- Exercise objective
Go through the entries below and retype them exactly, omitting each picture.
-- Begin Given entries --
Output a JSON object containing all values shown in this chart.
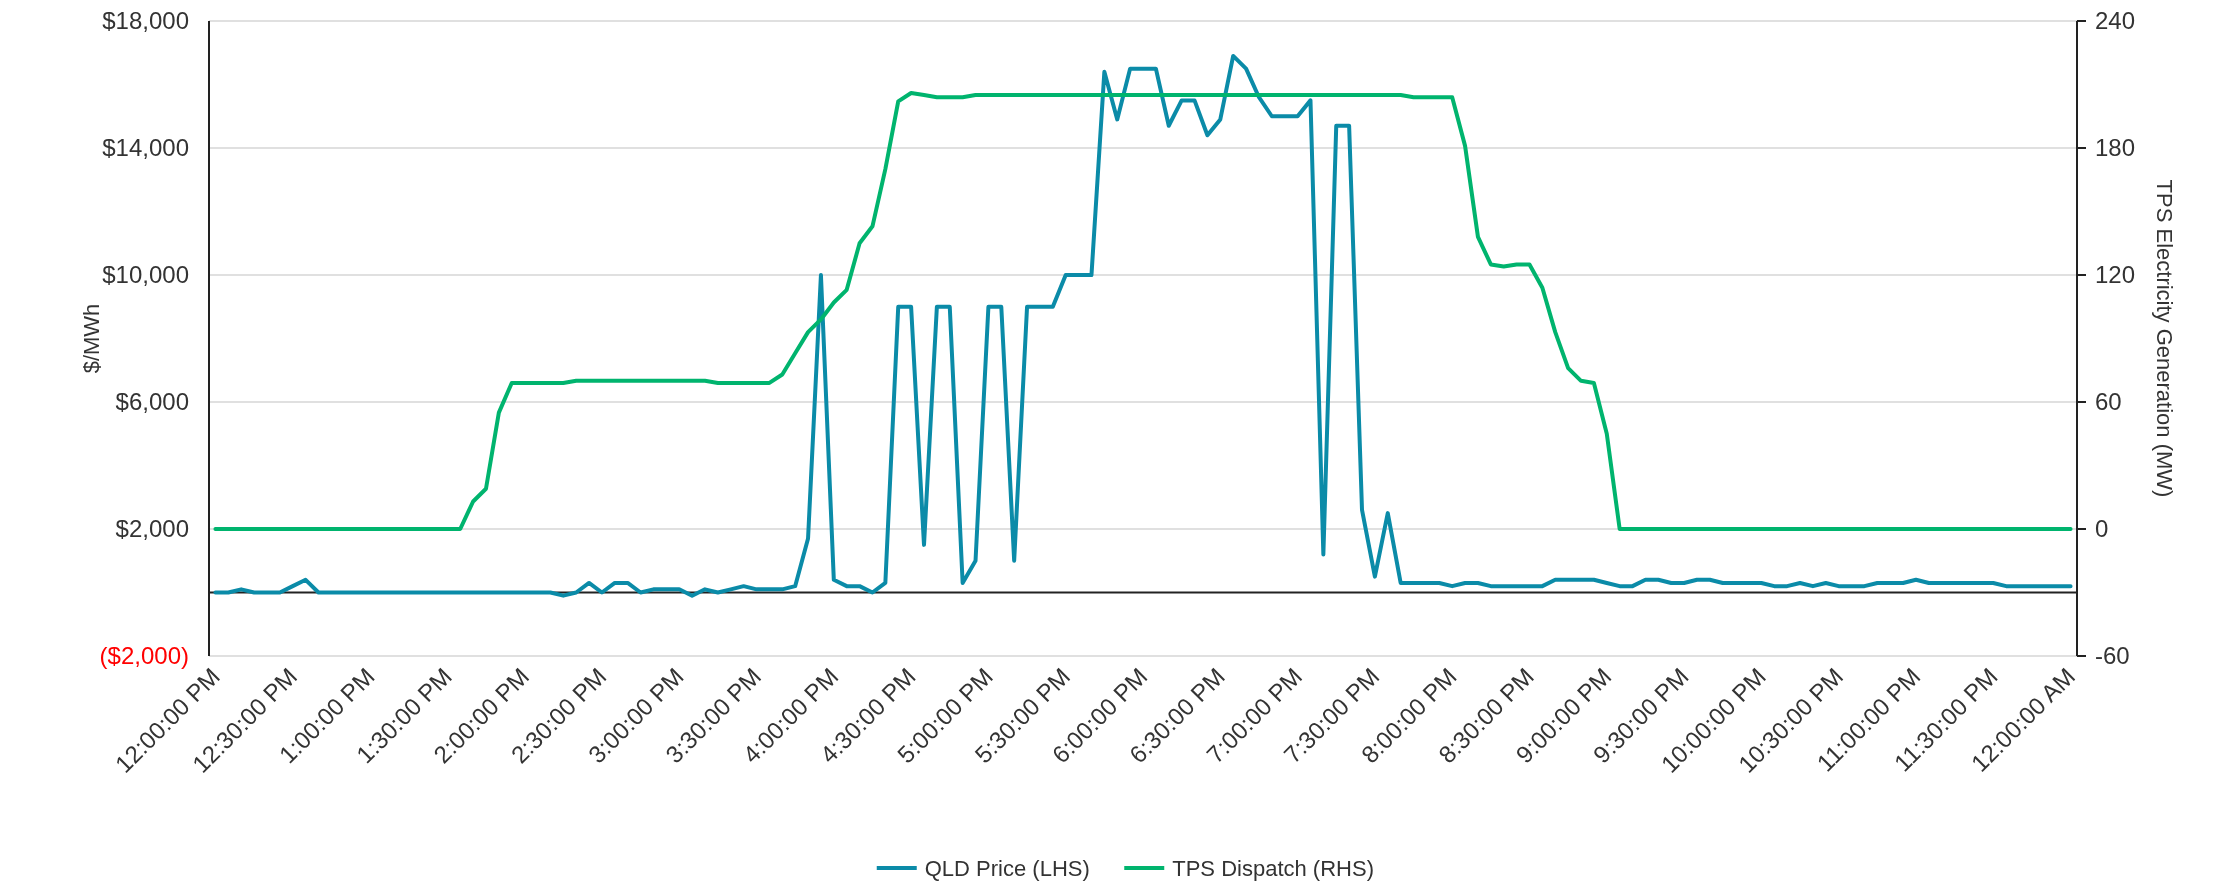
{
  "chart_data": {
    "type": "line",
    "categories": [
      "12:00:00 PM",
      null,
      null,
      null,
      null,
      null,
      "12:30:00 PM",
      null,
      null,
      null,
      null,
      null,
      "1:00:00 PM",
      null,
      null,
      null,
      null,
      null,
      "1:30:00 PM",
      null,
      null,
      null,
      null,
      null,
      "2:00:00 PM",
      null,
      null,
      null,
      null,
      null,
      "2:30:00 PM",
      null,
      null,
      null,
      null,
      null,
      "3:00:00 PM",
      null,
      null,
      null,
      null,
      null,
      "3:30:00 PM",
      null,
      null,
      null,
      null,
      null,
      "4:00:00 PM",
      null,
      null,
      null,
      null,
      null,
      "4:30:00 PM",
      null,
      null,
      null,
      null,
      null,
      "5:00:00 PM",
      null,
      null,
      null,
      null,
      null,
      "5:30:00 PM",
      null,
      null,
      null,
      null,
      null,
      "6:00:00 PM",
      null,
      null,
      null,
      null,
      null,
      "6:30:00 PM",
      null,
      null,
      null,
      null,
      null,
      "7:00:00 PM",
      null,
      null,
      null,
      null,
      null,
      "7:30:00 PM",
      null,
      null,
      null,
      null,
      null,
      "8:00:00 PM",
      null,
      null,
      null,
      null,
      null,
      "8:30:00 PM",
      null,
      null,
      null,
      null,
      null,
      "9:00:00 PM",
      null,
      null,
      null,
      null,
      null,
      "9:30:00 PM",
      null,
      null,
      null,
      null,
      null,
      "10:00:00 PM",
      null,
      null,
      null,
      null,
      null,
      "10:30:00 PM",
      null,
      null,
      null,
      null,
      null,
      "11:00:00 PM",
      null,
      null,
      null,
      null,
      null,
      "11:30:00 PM",
      null,
      null,
      null,
      null,
      null,
      "12:00:00 AM"
    ],
    "series": [
      {
        "name": "QLD Price (LHS)",
        "color": "#0b8ba8",
        "values": [
          0,
          0,
          100,
          0,
          0,
          0,
          200,
          400,
          0,
          0,
          0,
          0,
          0,
          0,
          0,
          0,
          0,
          0,
          0,
          0,
          0,
          0,
          0,
          0,
          0,
          0,
          0,
          -100,
          0,
          300,
          0,
          300,
          300,
          0,
          100,
          100,
          100,
          -100,
          100,
          0,
          100,
          200,
          100,
          100,
          100,
          200,
          1700,
          10000,
          400,
          200,
          200,
          0,
          300,
          9000,
          9000,
          1500,
          9000,
          9000,
          300,
          1000,
          9000,
          9000,
          1000,
          9000,
          9000,
          9000,
          10000,
          10000,
          10000,
          16400,
          14900,
          16500,
          16500,
          16500,
          14700,
          15500,
          15500,
          14400,
          14900,
          16900,
          16500,
          15600,
          15000,
          15000,
          15000,
          15500,
          1200,
          14700,
          14700,
          2600,
          500,
          2500,
          300,
          300,
          300,
          300,
          200,
          300,
          300,
          200,
          200,
          200,
          200,
          200,
          400,
          400,
          400,
          400,
          300,
          200,
          200,
          400,
          400,
          300,
          300,
          400,
          400,
          300,
          300,
          300,
          300,
          200,
          200,
          300,
          200,
          300,
          200,
          200,
          200,
          300,
          300,
          300,
          400,
          300,
          300,
          300,
          300,
          300,
          300,
          200,
          200,
          200,
          200,
          200,
          200
        ]
      },
      {
        "name": "TPS Dispatch (RHS)",
        "color": "#00b46e",
        "axis": "y2",
        "values": [
          0,
          0,
          0,
          0,
          0,
          0,
          0,
          0,
          0,
          0,
          0,
          0,
          0,
          0,
          0,
          0,
          0,
          0,
          0,
          0,
          13,
          19,
          55,
          69,
          69,
          69,
          69,
          69,
          70,
          70,
          70,
          70,
          70,
          70,
          70,
          70,
          70,
          70,
          70,
          69,
          69,
          69,
          69,
          69,
          73,
          83,
          93,
          99,
          107,
          113,
          135,
          143,
          170,
          202,
          206,
          205,
          204,
          204,
          204,
          205,
          205,
          205,
          205,
          205,
          205,
          205,
          205,
          205,
          205,
          205,
          205,
          205,
          205,
          205,
          205,
          205,
          205,
          205,
          205,
          205,
          205,
          205,
          205,
          205,
          205,
          205,
          205,
          205,
          205,
          205,
          205,
          205,
          205,
          204,
          204,
          204,
          204,
          181,
          138,
          125,
          124,
          125,
          125,
          114,
          93,
          76,
          70,
          69,
          45,
          0,
          0,
          0,
          0,
          0,
          0,
          0,
          0,
          0,
          0,
          0,
          0,
          0,
          0,
          0,
          0,
          0,
          0,
          0,
          0,
          0,
          0,
          0,
          0,
          0,
          0,
          0,
          0,
          0,
          0,
          0,
          0,
          0,
          0,
          0,
          0
        ]
      }
    ],
    "ylabel": "$/MWh",
    "y2label": "TPS Electricity Generation (MW)",
    "ylim": [
      -2000,
      18000
    ],
    "yticks": [
      {
        "value": -2000,
        "label": "($2,000)"
      },
      {
        "value": 2000,
        "label": "$2,000"
      },
      {
        "value": 6000,
        "label": "$6,000"
      },
      {
        "value": 10000,
        "label": "$10,000"
      },
      {
        "value": 14000,
        "label": "$14,000"
      },
      {
        "value": 18000,
        "label": "$18,000"
      }
    ],
    "y2lim": [
      -60,
      240
    ],
    "y2ticks": [
      -60,
      0,
      60,
      120,
      180,
      240
    ],
    "grid": "y",
    "legend": "bottom",
    "marker": "none",
    "line_style": "solid"
  }
}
-- End Given entries --
- Exercise result
Output a JSON object containing all values shown in this chart.
{
  "chart_data": {
    "type": "line",
    "categories": [
      "12:00:00 PM",
      null,
      null,
      null,
      null,
      null,
      "12:30:00 PM",
      null,
      null,
      null,
      null,
      null,
      "1:00:00 PM",
      null,
      null,
      null,
      null,
      null,
      "1:30:00 PM",
      null,
      null,
      null,
      null,
      null,
      "2:00:00 PM",
      null,
      null,
      null,
      null,
      null,
      "2:30:00 PM",
      null,
      null,
      null,
      null,
      null,
      "3:00:00 PM",
      null,
      null,
      null,
      null,
      null,
      "3:30:00 PM",
      null,
      null,
      null,
      null,
      null,
      "4:00:00 PM",
      null,
      null,
      null,
      null,
      null,
      "4:30:00 PM",
      null,
      null,
      null,
      null,
      null,
      "5:00:00 PM",
      null,
      null,
      null,
      null,
      null,
      "5:30:00 PM",
      null,
      null,
      null,
      null,
      null,
      "6:00:00 PM",
      null,
      null,
      null,
      null,
      null,
      "6:30:00 PM",
      null,
      null,
      null,
      null,
      null,
      "7:00:00 PM",
      null,
      null,
      null,
      null,
      null,
      "7:30:00 PM",
      null,
      null,
      null,
      null,
      null,
      "8:00:00 PM",
      null,
      null,
      null,
      null,
      null,
      "8:30:00 PM",
      null,
      null,
      null,
      null,
      null,
      "9:00:00 PM",
      null,
      null,
      null,
      null,
      null,
      "9:30:00 PM",
      null,
      null,
      null,
      null,
      null,
      "10:00:00 PM",
      null,
      null,
      null,
      null,
      null,
      "10:30:00 PM",
      null,
      null,
      null,
      null,
      null,
      "11:00:00 PM",
      null,
      null,
      null,
      null,
      null,
      "11:30:00 PM",
      null,
      null,
      null,
      null,
      null,
      "12:00:00 AM"
    ],
    "series": [
      {
        "name": "QLD Price (LHS)",
        "color": "#0b8ba8",
        "values": [
          0,
          0,
          100,
          0,
          0,
          0,
          200,
          400,
          0,
          0,
          0,
          0,
          0,
          0,
          0,
          0,
          0,
          0,
          0,
          0,
          0,
          0,
          0,
          0,
          0,
          0,
          0,
          -100,
          0,
          300,
          0,
          300,
          300,
          0,
          100,
          100,
          100,
          -100,
          100,
          0,
          100,
          200,
          100,
          100,
          100,
          200,
          1700,
          10000,
          400,
          200,
          200,
          0,
          300,
          9000,
          9000,
          1500,
          9000,
          9000,
          300,
          1000,
          9000,
          9000,
          1000,
          9000,
          9000,
          9000,
          10000,
          10000,
          10000,
          16400,
          14900,
          16500,
          16500,
          16500,
          14700,
          15500,
          15500,
          14400,
          14900,
          16900,
          16500,
          15600,
          15000,
          15000,
          15000,
          15500,
          1200,
          14700,
          14700,
          2600,
          500,
          2500,
          300,
          300,
          300,
          300,
          200,
          300,
          300,
          200,
          200,
          200,
          200,
          200,
          400,
          400,
          400,
          400,
          300,
          200,
          200,
          400,
          400,
          300,
          300,
          400,
          400,
          300,
          300,
          300,
          300,
          200,
          200,
          300,
          200,
          300,
          200,
          200,
          200,
          300,
          300,
          300,
          400,
          300,
          300,
          300,
          300,
          300,
          300,
          200,
          200,
          200,
          200,
          200,
          200
        ]
      },
      {
        "name": "TPS Dispatch (RHS)",
        "color": "#00b46e",
        "axis": "y2",
        "values": [
          0,
          0,
          0,
          0,
          0,
          0,
          0,
          0,
          0,
          0,
          0,
          0,
          0,
          0,
          0,
          0,
          0,
          0,
          0,
          0,
          13,
          19,
          55,
          69,
          69,
          69,
          69,
          69,
          70,
          70,
          70,
          70,
          70,
          70,
          70,
          70,
          70,
          70,
          70,
          69,
          69,
          69,
          69,
          69,
          73,
          83,
          93,
          99,
          107,
          113,
          135,
          143,
          170,
          202,
          206,
          205,
          204,
          204,
          204,
          205,
          205,
          205,
          205,
          205,
          205,
          205,
          205,
          205,
          205,
          205,
          205,
          205,
          205,
          205,
          205,
          205,
          205,
          205,
          205,
          205,
          205,
          205,
          205,
          205,
          205,
          205,
          205,
          205,
          205,
          205,
          205,
          205,
          205,
          204,
          204,
          204,
          204,
          181,
          138,
          125,
          124,
          125,
          125,
          114,
          93,
          76,
          70,
          69,
          45,
          0,
          0,
          0,
          0,
          0,
          0,
          0,
          0,
          0,
          0,
          0,
          0,
          0,
          0,
          0,
          0,
          0,
          0,
          0,
          0,
          0,
          0,
          0,
          0,
          0,
          0,
          0,
          0,
          0,
          0,
          0,
          0,
          0,
          0,
          0,
          0
        ]
      }
    ],
    "ylabel": "$/MWh",
    "y2label": "TPS Electricity Generation (MW)",
    "ylim": [
      -2000,
      18000
    ],
    "yticks": [
      {
        "value": -2000,
        "label": "($2,000)"
      },
      {
        "value": 2000,
        "label": "$2,000"
      },
      {
        "value": 6000,
        "label": "$6,000"
      },
      {
        "value": 10000,
        "label": "$10,000"
      },
      {
        "value": 14000,
        "label": "$14,000"
      },
      {
        "value": 18000,
        "label": "$18,000"
      }
    ],
    "y2lim": [
      -60,
      240
    ],
    "y2ticks": [
      -60,
      0,
      60,
      120,
      180,
      240
    ],
    "grid": "y",
    "legend": "bottom",
    "marker": "none",
    "line_style": "solid"
  }
}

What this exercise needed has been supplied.